--- Start of Exercise material ---
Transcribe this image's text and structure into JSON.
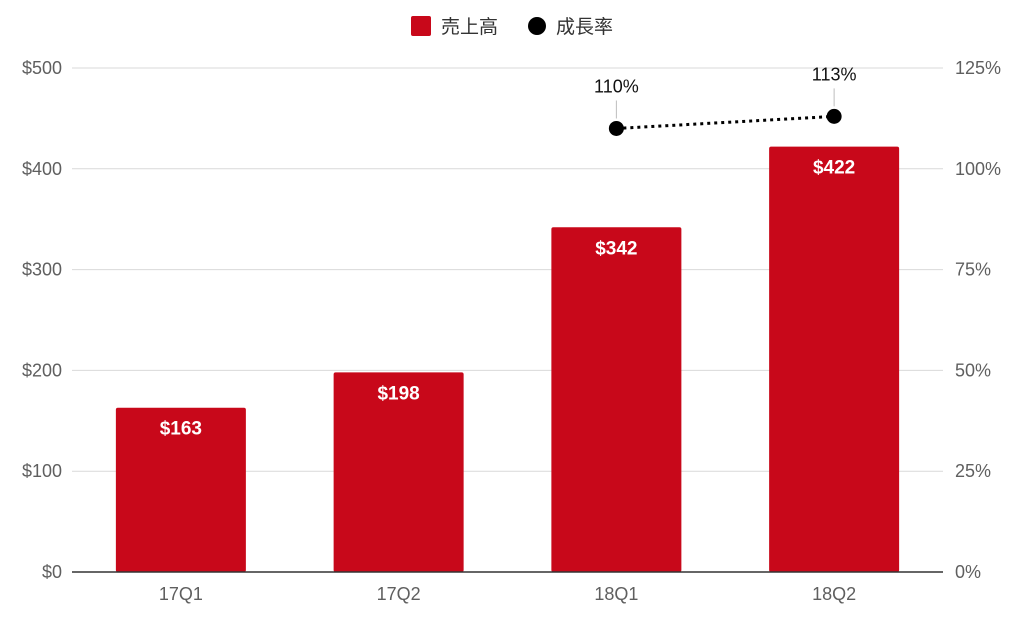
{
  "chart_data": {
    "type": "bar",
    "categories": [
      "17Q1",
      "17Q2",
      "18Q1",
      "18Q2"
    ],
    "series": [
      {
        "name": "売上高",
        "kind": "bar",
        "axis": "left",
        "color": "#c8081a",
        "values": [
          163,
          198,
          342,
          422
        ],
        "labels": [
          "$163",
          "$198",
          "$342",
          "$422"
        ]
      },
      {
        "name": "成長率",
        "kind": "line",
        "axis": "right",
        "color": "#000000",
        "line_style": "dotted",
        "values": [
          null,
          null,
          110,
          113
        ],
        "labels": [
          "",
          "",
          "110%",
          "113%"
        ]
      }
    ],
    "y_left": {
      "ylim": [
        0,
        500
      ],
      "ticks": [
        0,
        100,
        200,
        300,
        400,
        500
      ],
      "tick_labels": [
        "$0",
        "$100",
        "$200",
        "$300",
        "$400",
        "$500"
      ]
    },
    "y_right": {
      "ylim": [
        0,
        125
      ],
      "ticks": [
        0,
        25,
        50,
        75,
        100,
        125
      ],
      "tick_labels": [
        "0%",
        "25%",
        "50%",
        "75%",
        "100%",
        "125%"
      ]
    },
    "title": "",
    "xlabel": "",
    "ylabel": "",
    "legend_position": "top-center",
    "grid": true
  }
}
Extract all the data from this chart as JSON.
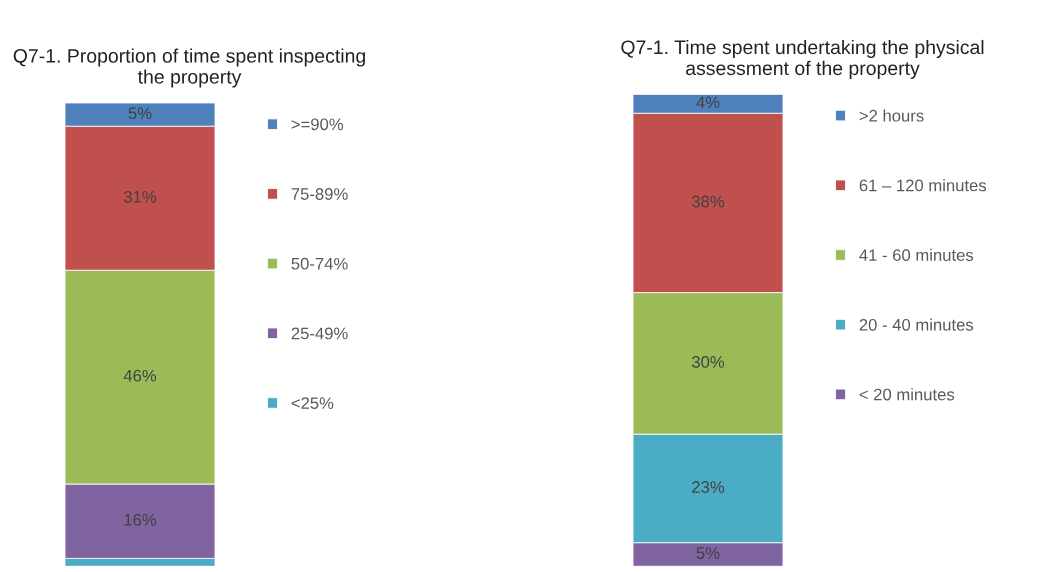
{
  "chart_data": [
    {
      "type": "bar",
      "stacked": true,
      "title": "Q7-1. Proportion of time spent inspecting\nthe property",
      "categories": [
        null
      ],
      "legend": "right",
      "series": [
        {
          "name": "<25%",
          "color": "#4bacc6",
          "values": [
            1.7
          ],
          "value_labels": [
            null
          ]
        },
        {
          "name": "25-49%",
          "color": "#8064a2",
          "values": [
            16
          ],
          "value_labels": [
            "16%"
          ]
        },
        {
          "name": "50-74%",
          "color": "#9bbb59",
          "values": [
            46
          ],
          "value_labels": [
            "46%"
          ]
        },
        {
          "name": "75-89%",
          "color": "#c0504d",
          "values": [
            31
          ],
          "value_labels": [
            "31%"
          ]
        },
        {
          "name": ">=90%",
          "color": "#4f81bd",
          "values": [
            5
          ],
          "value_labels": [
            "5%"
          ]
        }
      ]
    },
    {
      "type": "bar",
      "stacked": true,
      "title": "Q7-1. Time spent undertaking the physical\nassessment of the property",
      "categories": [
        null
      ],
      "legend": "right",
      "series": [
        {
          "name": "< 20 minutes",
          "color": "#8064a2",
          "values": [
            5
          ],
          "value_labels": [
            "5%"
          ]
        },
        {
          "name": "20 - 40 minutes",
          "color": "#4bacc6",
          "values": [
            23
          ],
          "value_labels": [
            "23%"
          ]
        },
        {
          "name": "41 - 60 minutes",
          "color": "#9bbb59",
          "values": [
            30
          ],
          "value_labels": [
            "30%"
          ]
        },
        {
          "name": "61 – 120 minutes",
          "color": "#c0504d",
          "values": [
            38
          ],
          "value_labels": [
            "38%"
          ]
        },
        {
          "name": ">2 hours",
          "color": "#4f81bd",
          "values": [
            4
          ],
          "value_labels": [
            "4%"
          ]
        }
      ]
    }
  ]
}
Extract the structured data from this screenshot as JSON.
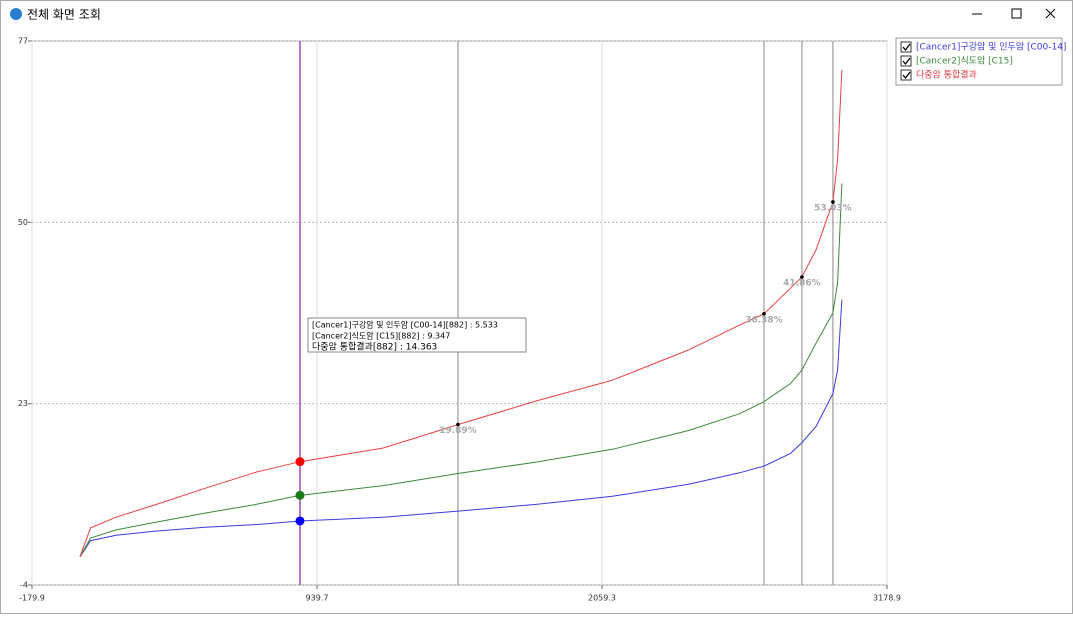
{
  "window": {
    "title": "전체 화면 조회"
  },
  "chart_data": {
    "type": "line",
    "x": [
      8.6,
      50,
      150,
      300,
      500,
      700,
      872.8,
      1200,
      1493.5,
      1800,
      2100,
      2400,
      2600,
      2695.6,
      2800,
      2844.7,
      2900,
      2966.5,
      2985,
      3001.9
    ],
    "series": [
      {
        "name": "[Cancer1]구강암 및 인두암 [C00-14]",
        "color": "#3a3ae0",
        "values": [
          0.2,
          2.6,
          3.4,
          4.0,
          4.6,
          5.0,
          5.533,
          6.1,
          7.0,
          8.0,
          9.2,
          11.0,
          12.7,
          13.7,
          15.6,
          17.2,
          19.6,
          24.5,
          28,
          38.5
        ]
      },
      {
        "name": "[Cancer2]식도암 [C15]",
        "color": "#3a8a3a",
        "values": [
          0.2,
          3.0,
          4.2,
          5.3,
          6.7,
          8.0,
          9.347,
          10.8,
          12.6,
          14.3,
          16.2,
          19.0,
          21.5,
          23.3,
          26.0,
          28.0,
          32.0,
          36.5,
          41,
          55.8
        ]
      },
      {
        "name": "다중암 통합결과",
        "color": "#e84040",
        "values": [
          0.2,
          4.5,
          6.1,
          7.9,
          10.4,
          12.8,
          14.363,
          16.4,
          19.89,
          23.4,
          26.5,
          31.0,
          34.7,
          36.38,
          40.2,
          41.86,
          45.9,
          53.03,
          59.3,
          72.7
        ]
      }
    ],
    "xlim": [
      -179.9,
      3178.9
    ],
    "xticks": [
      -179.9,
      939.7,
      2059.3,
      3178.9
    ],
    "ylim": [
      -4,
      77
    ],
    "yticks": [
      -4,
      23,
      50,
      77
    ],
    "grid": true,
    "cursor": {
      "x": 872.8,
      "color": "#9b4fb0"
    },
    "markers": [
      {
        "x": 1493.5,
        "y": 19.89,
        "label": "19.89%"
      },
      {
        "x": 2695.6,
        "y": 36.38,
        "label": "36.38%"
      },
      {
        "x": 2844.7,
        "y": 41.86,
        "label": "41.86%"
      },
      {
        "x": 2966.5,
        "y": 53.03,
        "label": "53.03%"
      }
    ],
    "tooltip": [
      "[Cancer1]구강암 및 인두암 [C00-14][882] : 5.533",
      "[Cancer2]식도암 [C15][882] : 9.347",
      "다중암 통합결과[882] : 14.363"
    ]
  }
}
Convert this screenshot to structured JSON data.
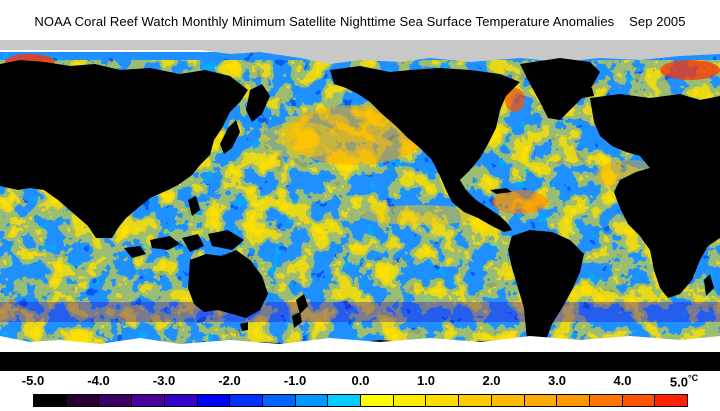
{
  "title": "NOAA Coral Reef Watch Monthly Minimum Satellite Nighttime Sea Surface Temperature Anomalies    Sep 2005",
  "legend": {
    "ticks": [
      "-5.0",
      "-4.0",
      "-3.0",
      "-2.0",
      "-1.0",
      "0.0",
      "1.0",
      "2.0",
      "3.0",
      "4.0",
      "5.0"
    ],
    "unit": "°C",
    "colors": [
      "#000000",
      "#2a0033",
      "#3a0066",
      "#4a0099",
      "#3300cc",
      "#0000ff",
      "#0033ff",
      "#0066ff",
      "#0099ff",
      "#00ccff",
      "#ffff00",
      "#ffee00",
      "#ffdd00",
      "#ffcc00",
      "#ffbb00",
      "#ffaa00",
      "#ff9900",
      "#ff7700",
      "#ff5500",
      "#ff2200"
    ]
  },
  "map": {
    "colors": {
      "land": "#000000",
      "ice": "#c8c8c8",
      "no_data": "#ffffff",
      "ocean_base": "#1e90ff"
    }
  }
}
--- End of Exercise material ---
_Instructions to follow:_ Repeat the records in full, exactly as they appear, without the pictures.

_Exercise output:_
Transcribe this image's text and structure into JSON.
{
  "chart_data": {
    "type": "bar",
    "categories": [
      "17Q1",
      "17Q2",
      "18Q1",
      "18Q2"
    ],
    "series": [
      {
        "name": "売上高",
        "kind": "bar",
        "axis": "left",
        "color": "#c8081a",
        "values": [
          163,
          198,
          342,
          422
        ],
        "labels": [
          "$163",
          "$198",
          "$342",
          "$422"
        ]
      },
      {
        "name": "成長率",
        "kind": "line",
        "axis": "right",
        "color": "#000000",
        "line_style": "dotted",
        "values": [
          null,
          null,
          110,
          113
        ],
        "labels": [
          "",
          "",
          "110%",
          "113%"
        ]
      }
    ],
    "y_left": {
      "ylim": [
        0,
        500
      ],
      "ticks": [
        0,
        100,
        200,
        300,
        400,
        500
      ],
      "tick_labels": [
        "$0",
        "$100",
        "$200",
        "$300",
        "$400",
        "$500"
      ]
    },
    "y_right": {
      "ylim": [
        0,
        125
      ],
      "ticks": [
        0,
        25,
        50,
        75,
        100,
        125
      ],
      "tick_labels": [
        "0%",
        "25%",
        "50%",
        "75%",
        "100%",
        "125%"
      ]
    },
    "title": "",
    "xlabel": "",
    "ylabel": "",
    "legend_position": "top-center",
    "grid": true
  }
}
Extract all the data from this chart as JSON.
{
  "chart_data": [
    {
      "type": "bar",
      "stacked": true,
      "title": "Q7-1. Proportion of time spent inspecting\nthe property",
      "categories": [
        null
      ],
      "legend": "right",
      "series": [
        {
          "name": "<25%",
          "color": "#4bacc6",
          "values": [
            1.7
          ],
          "value_labels": [
            null
          ]
        },
        {
          "name": "25-49%",
          "color": "#8064a2",
          "values": [
            16
          ],
          "value_labels": [
            "16%"
          ]
        },
        {
          "name": "50-74%",
          "color": "#9bbb59",
          "values": [
            46
          ],
          "value_labels": [
            "46%"
          ]
        },
        {
          "name": "75-89%",
          "color": "#c0504d",
          "values": [
            31
          ],
          "value_labels": [
            "31%"
          ]
        },
        {
          "name": ">=90%",
          "color": "#4f81bd",
          "values": [
            5
          ],
          "value_labels": [
            "5%"
          ]
        }
      ]
    },
    {
      "type": "bar",
      "stacked": true,
      "title": "Q7-1. Time spent undertaking the physical\nassessment of the property",
      "categories": [
        null
      ],
      "legend": "right",
      "series": [
        {
          "name": "< 20 minutes",
          "color": "#8064a2",
          "values": [
            5
          ],
          "value_labels": [
            "5%"
          ]
        },
        {
          "name": "20 - 40 minutes",
          "color": "#4bacc6",
          "values": [
            23
          ],
          "value_labels": [
            "23%"
          ]
        },
        {
          "name": "41 - 60 minutes",
          "color": "#9bbb59",
          "values": [
            30
          ],
          "value_labels": [
            "30%"
          ]
        },
        {
          "name": "61 – 120 minutes",
          "color": "#c0504d",
          "values": [
            38
          ],
          "value_labels": [
            "38%"
          ]
        },
        {
          "name": ">2 hours",
          "color": "#4f81bd",
          "values": [
            4
          ],
          "value_labels": [
            "4%"
          ]
        }
      ]
    }
  ]
}
Extract the structured data from this screenshot as JSON.
{
  "window": {
    "title": "전체 화면 조회"
  },
  "chart_data": {
    "type": "line",
    "x": [
      8.6,
      50,
      150,
      300,
      500,
      700,
      872.8,
      1200,
      1493.5,
      1800,
      2100,
      2400,
      2600,
      2695.6,
      2800,
      2844.7,
      2900,
      2966.5,
      2985,
      3001.9
    ],
    "series": [
      {
        "name": "[Cancer1]구강암 및 인두암 [C00-14]",
        "color": "#3a3ae0",
        "values": [
          0.2,
          2.6,
          3.4,
          4.0,
          4.6,
          5.0,
          5.533,
          6.1,
          7.0,
          8.0,
          9.2,
          11.0,
          12.7,
          13.7,
          15.6,
          17.2,
          19.6,
          24.5,
          28,
          38.5
        ]
      },
      {
        "name": "[Cancer2]식도암 [C15]",
        "color": "#3a8a3a",
        "values": [
          0.2,
          3.0,
          4.2,
          5.3,
          6.7,
          8.0,
          9.347,
          10.8,
          12.6,
          14.3,
          16.2,
          19.0,
          21.5,
          23.3,
          26.0,
          28.0,
          32.0,
          36.5,
          41,
          55.8
        ]
      },
      {
        "name": "다중암 통합결과",
        "color": "#e84040",
        "values": [
          0.2,
          4.5,
          6.1,
          7.9,
          10.4,
          12.8,
          14.363,
          16.4,
          19.89,
          23.4,
          26.5,
          31.0,
          34.7,
          36.38,
          40.2,
          41.86,
          45.9,
          53.03,
          59.3,
          72.7
        ]
      }
    ],
    "xlim": [
      -179.9,
      3178.9
    ],
    "xticks": [
      -179.9,
      939.7,
      2059.3,
      3178.9
    ],
    "ylim": [
      -4,
      77
    ],
    "yticks": [
      -4,
      23,
      50,
      77
    ],
    "grid": true,
    "cursor": {
      "x": 872.8,
      "color": "#9b4fb0"
    },
    "markers": [
      {
        "x": 1493.5,
        "y": 19.89,
        "label": "19.89%"
      },
      {
        "x": 2695.6,
        "y": 36.38,
        "label": "36.38%"
      },
      {
        "x": 2844.7,
        "y": 41.86,
        "label": "41.86%"
      },
      {
        "x": 2966.5,
        "y": 53.03,
        "label": "53.03%"
      }
    ],
    "tooltip": [
      "[Cancer1]구강암 및 인두암 [C00-14][882] : 5.533",
      "[Cancer2]식도암 [C15][882] : 9.347",
      "다중암 통합결과[882] : 14.363"
    ]
  }
}
Convert this screenshot to structured JSON data.
{
  "title": "NOAA Coral Reef Watch Monthly Minimum Satellite Nighttime Sea Surface Temperature Anomalies    Sep 2005",
  "legend": {
    "ticks": [
      "-5.0",
      "-4.0",
      "-3.0",
      "-2.0",
      "-1.0",
      "0.0",
      "1.0",
      "2.0",
      "3.0",
      "4.0",
      "5.0"
    ],
    "unit": "°C",
    "colors": [
      "#000000",
      "#2a0033",
      "#3a0066",
      "#4a0099",
      "#3300cc",
      "#0000ff",
      "#0033ff",
      "#0066ff",
      "#0099ff",
      "#00ccff",
      "#ffff00",
      "#ffee00",
      "#ffdd00",
      "#ffcc00",
      "#ffbb00",
      "#ffaa00",
      "#ff9900",
      "#ff7700",
      "#ff5500",
      "#ff2200"
    ]
  },
  "map": {
    "colors": {
      "land": "#000000",
      "ice": "#c8c8c8",
      "no_data": "#ffffff",
      "ocean_base": "#1e90ff"
    }
  }
}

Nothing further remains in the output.